The task. In the rows below, switch "Technical Support" to "Help Desk" wherever it appears, and give the rows back with nothing else changed. Leave the pictures out of your answer.

====== Record excerpts

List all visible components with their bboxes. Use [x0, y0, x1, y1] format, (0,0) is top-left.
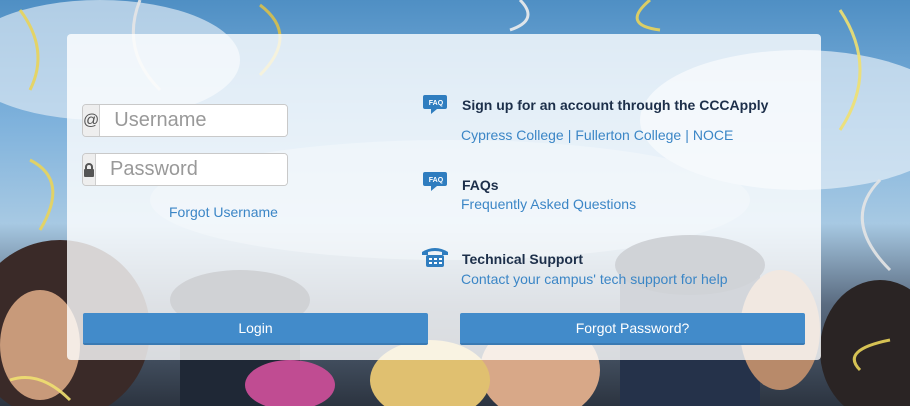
signup-title: Sign up for an account through the CCCAp… — [462, 97, 769, 113]
forgot-username-link[interactable]: Forgot Username — [169, 204, 278, 220]
svg-text:FAQ: FAQ — [429, 100, 444, 107]
login-panel — [67, 34, 821, 360]
support-title: Technical Support — [462, 251, 584, 267]
cypress-college-link[interactable]: Cypress College — [461, 127, 564, 143]
username-input[interactable] — [100, 105, 287, 136]
fullerton-college-link[interactable]: Fullerton College — [575, 127, 681, 143]
faq-icon: FAQ — [423, 95, 447, 114]
faqs-title: FAQs — [462, 177, 499, 193]
password-field-group — [82, 153, 288, 186]
password-input[interactable] — [96, 154, 287, 185]
lock-icon — [83, 154, 96, 185]
faqs-link[interactable]: Frequently Asked Questions — [461, 196, 636, 212]
faq-icon: FAQ — [423, 172, 447, 191]
username-field-group: @ — [82, 104, 288, 137]
signup-links: Cypress College | Fullerton College | NOCE — [461, 127, 733, 143]
login-button[interactable]: Login — [83, 313, 428, 345]
link-separator: | — [685, 127, 689, 143]
telephone-icon — [422, 248, 448, 267]
link-separator: | — [567, 127, 572, 143]
forgot-password-button[interactable]: Forgot Password? — [460, 313, 805, 345]
at-sign-icon: @ — [83, 105, 101, 136]
svg-text:FAQ: FAQ — [429, 177, 444, 184]
noce-link[interactable]: NOCE — [693, 127, 733, 143]
support-link[interactable]: Contact your campus' tech support for he… — [461, 271, 727, 287]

============

Final answer.
List all visible components with their bboxes. Use [x0, y0, x1, y1] format, (0,0) is top-left.
signup-title: Sign up for an account through the CCCAp… — [462, 97, 769, 113]
forgot-username-link[interactable]: Forgot Username — [169, 204, 278, 220]
svg-text:FAQ: FAQ — [429, 100, 444, 107]
login-panel — [67, 34, 821, 360]
support-title: Help Desk — [462, 251, 584, 267]
cypress-college-link[interactable]: Cypress College — [461, 127, 564, 143]
username-input[interactable] — [100, 105, 287, 136]
fullerton-college-link[interactable]: Fullerton College — [575, 127, 681, 143]
faq-icon: FAQ — [423, 95, 447, 114]
faqs-title: FAQs — [462, 177, 499, 193]
password-field-group — [82, 153, 288, 186]
password-input[interactable] — [96, 154, 287, 185]
lock-icon — [83, 154, 96, 185]
faqs-link[interactable]: Frequently Asked Questions — [461, 196, 636, 212]
faq-icon: FAQ — [423, 172, 447, 191]
username-field-group: @ — [82, 104, 288, 137]
signup-links: Cypress College | Fullerton College | NOCE — [461, 127, 733, 143]
login-button[interactable]: Login — [83, 313, 428, 345]
link-separator: | — [685, 127, 689, 143]
telephone-icon — [422, 248, 448, 267]
link-separator: | — [567, 127, 572, 143]
forgot-password-button[interactable]: Forgot Password? — [460, 313, 805, 345]
at-sign-icon: @ — [83, 105, 101, 136]
svg-text:FAQ: FAQ — [429, 177, 444, 184]
noce-link[interactable]: NOCE — [693, 127, 733, 143]
support-link[interactable]: Contact your campus' tech support for he… — [461, 271, 727, 287]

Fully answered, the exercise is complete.